[Figure record extracts]
****
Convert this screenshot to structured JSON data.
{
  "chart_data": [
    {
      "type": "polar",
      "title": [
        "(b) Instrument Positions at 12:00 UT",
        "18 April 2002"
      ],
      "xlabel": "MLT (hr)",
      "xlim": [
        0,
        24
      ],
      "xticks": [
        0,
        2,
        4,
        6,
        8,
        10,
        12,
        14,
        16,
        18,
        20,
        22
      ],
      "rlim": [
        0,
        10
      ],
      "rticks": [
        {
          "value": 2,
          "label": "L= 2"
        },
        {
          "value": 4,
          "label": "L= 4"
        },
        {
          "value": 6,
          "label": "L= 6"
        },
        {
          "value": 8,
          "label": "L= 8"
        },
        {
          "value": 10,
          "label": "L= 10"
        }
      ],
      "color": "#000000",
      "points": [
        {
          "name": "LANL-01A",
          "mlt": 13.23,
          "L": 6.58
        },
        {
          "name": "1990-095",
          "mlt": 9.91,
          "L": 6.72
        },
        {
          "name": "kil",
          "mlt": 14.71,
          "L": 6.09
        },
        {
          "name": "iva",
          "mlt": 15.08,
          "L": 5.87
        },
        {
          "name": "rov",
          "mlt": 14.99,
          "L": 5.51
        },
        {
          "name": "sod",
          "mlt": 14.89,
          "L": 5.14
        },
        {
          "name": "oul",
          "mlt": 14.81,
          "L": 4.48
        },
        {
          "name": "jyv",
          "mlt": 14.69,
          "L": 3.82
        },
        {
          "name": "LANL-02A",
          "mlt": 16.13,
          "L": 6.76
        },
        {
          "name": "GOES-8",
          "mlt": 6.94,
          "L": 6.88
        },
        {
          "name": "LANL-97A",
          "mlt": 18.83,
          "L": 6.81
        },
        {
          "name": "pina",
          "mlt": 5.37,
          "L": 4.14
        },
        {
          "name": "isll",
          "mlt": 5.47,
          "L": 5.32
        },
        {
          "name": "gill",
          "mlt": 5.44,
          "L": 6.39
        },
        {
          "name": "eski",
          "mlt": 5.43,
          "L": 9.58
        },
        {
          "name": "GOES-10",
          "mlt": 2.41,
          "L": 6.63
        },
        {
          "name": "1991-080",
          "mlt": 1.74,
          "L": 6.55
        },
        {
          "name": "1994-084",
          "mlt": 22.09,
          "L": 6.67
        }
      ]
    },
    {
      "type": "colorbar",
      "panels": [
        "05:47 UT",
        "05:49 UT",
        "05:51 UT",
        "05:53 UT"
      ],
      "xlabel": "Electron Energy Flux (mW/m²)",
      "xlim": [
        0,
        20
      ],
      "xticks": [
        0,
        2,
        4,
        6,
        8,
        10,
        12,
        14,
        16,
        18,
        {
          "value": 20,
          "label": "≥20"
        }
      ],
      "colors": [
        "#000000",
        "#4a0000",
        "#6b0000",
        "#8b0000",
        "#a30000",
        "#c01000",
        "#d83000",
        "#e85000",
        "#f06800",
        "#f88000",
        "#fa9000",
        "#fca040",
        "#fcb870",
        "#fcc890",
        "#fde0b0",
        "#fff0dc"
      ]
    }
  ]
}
****
Pull out every line of the records above that contains the word "xlabel".

▶ **TASK SOLUTION**
      "xlabel": "MLT (hr)",
      "xlabel": "Electron Energy Flux (mW/m²)",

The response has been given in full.